SET EXERCISE » Repeat the listing in full, exactly as it stands.

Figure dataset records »
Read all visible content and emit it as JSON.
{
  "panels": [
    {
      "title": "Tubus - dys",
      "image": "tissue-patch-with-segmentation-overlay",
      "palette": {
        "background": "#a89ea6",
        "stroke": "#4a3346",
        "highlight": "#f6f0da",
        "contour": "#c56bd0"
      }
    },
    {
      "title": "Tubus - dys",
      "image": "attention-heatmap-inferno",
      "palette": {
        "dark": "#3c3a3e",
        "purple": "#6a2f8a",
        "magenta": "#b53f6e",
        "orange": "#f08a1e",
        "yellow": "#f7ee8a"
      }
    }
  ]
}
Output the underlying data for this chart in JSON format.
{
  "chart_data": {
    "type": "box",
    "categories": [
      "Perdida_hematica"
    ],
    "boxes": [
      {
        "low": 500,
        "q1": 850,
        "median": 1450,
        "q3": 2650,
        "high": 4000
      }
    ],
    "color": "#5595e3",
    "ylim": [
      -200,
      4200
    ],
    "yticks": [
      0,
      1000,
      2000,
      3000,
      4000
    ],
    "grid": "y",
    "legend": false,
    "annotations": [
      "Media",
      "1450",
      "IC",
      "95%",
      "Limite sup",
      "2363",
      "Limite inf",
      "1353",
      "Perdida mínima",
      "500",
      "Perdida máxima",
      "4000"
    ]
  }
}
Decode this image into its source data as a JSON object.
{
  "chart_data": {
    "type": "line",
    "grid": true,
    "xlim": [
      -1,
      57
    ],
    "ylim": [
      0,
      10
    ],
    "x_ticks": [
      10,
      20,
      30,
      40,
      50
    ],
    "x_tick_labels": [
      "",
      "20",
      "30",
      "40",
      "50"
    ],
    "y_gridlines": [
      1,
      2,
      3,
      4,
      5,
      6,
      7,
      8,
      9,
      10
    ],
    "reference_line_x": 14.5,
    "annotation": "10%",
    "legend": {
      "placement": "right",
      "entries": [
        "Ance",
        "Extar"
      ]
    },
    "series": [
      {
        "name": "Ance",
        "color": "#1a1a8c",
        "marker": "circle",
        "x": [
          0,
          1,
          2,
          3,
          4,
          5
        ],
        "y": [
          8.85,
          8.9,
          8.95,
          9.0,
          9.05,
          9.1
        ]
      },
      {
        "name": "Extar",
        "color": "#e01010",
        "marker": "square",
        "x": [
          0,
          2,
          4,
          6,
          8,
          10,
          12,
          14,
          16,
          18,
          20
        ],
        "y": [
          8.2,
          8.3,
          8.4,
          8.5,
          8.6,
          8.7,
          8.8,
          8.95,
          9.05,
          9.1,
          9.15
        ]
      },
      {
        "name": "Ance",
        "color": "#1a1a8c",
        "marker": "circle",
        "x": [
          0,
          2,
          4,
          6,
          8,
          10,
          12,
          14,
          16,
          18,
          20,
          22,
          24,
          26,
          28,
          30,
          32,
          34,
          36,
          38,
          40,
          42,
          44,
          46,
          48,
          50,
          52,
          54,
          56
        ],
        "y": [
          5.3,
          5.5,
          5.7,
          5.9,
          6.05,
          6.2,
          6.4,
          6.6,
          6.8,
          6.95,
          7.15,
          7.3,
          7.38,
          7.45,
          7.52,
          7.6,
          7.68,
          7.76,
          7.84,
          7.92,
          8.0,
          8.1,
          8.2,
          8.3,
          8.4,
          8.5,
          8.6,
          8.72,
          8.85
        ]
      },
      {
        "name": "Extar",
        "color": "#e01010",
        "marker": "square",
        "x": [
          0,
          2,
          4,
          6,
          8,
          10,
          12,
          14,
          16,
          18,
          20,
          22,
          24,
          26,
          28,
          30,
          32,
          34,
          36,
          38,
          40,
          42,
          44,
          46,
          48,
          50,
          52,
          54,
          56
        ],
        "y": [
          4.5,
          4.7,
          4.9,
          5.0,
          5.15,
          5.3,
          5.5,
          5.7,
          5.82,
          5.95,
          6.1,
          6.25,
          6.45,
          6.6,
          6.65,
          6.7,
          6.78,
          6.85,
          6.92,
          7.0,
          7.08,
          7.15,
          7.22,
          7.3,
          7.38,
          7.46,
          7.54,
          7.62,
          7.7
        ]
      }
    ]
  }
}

OUTPUT FOR THIS TASK »
Read all visible content and emit it as JSON.
{
  "panels": [
    {
      "title": "Tubus - dys",
      "image": "tissue-patch-with-segmentation-overlay",
      "palette": {
        "background": "#a89ea6",
        "stroke": "#4a3346",
        "highlight": "#f6f0da",
        "contour": "#c56bd0"
      }
    },
    {
      "title": "Tubus - dys",
      "image": "attention-heatmap-inferno",
      "palette": {
        "dark": "#3c3a3e",
        "purple": "#6a2f8a",
        "magenta": "#b53f6e",
        "orange": "#f08a1e",
        "yellow": "#f7ee8a"
      }
    }
  ]
}
Output the underlying data for this chart in JSON format.
{
  "chart_data": {
    "type": "box",
    "categories": [
      "Perdida_hematica"
    ],
    "boxes": [
      {
        "low": 500,
        "q1": 850,
        "median": 1450,
        "q3": 2650,
        "high": 4000
      }
    ],
    "color": "#5595e3",
    "ylim": [
      -200,
      4200
    ],
    "yticks": [
      0,
      1000,
      2000,
      3000,
      4000
    ],
    "grid": "y",
    "legend": false,
    "annotations": [
      "Media",
      "1450",
      "IC",
      "95%",
      "Limite sup",
      "2363",
      "Limite inf",
      "1353",
      "Perdida mínima",
      "500",
      "Perdida máxima",
      "4000"
    ]
  }
}
Decode this image into its source data as a JSON object.
{
  "chart_data": {
    "type": "line",
    "grid": true,
    "xlim": [
      -1,
      57
    ],
    "ylim": [
      0,
      10
    ],
    "x_ticks": [
      10,
      20,
      30,
      40,
      50
    ],
    "x_tick_labels": [
      "",
      "20",
      "30",
      "40",
      "50"
    ],
    "y_gridlines": [
      1,
      2,
      3,
      4,
      5,
      6,
      7,
      8,
      9,
      10
    ],
    "reference_line_x": 14.5,
    "annotation": "10%",
    "legend": {
      "placement": "right",
      "entries": [
        "Ance",
        "Extar"
      ]
    },
    "series": [
      {
        "name": "Ance",
        "color": "#1a1a8c",
        "marker": "circle",
        "x": [
          0,
          1,
          2,
          3,
          4,
          5
        ],
        "y": [
          8.85,
          8.9,
          8.95,
          9.0,
          9.05,
          9.1
        ]
      },
      {
        "name": "Extar",
        "color": "#e01010",
        "marker": "square",
        "x": [
          0,
          2,
          4,
          6,
          8,
          10,
          12,
          14,
          16,
          18,
          20
        ],
        "y": [
          8.2,
          8.3,
          8.4,
          8.5,
          8.6,
          8.7,
          8.8,
          8.95,
          9.05,
          9.1,
          9.15
        ]
      },
      {
        "name": "Ance",
        "color": "#1a1a8c",
        "marker": "circle",
        "x": [
          0,
          2,
          4,
          6,
          8,
          10,
          12,
          14,
          16,
          18,
          20,
          22,
          24,
          26,
          28,
          30,
          32,
          34,
          36,
          38,
          40,
          42,
          44,
          46,
          48,
          50,
          52,
          54,
          56
        ],
        "y": [
          5.3,
          5.5,
          5.7,
          5.9,
          6.05,
          6.2,
          6.4,
          6.6,
          6.8,
          6.95,
          7.15,
          7.3,
          7.38,
          7.45,
          7.52,
          7.6,
          7.68,
          7.76,
          7.84,
          7.92,
          8.0,
          8.1,
          8.2,
          8.3,
          8.4,
          8.5,
          8.6,
          8.72,
          8.85
        ]
      },
      {
        "name": "Extar",
        "color": "#e01010",
        "marker": "square",
        "x": [
          0,
          2,
          4,
          6,
          8,
          10,
          12,
          14,
          16,
          18,
          20,
          22,
          24,
          26,
          28,
          30,
          32,
          34,
          36,
          38,
          40,
          42,
          44,
          46,
          48,
          50,
          52,
          54,
          56
        ],
        "y": [
          4.5,
          4.7,
          4.9,
          5.0,
          5.15,
          5.3,
          5.5,
          5.7,
          5.82,
          5.95,
          6.1,
          6.25,
          6.45,
          6.6,
          6.65,
          6.7,
          6.78,
          6.85,
          6.92,
          7.0,
          7.08,
          7.15,
          7.22,
          7.3,
          7.38,
          7.46,
          7.54,
          7.62,
          7.7
        ]
      }
    ]
  }
}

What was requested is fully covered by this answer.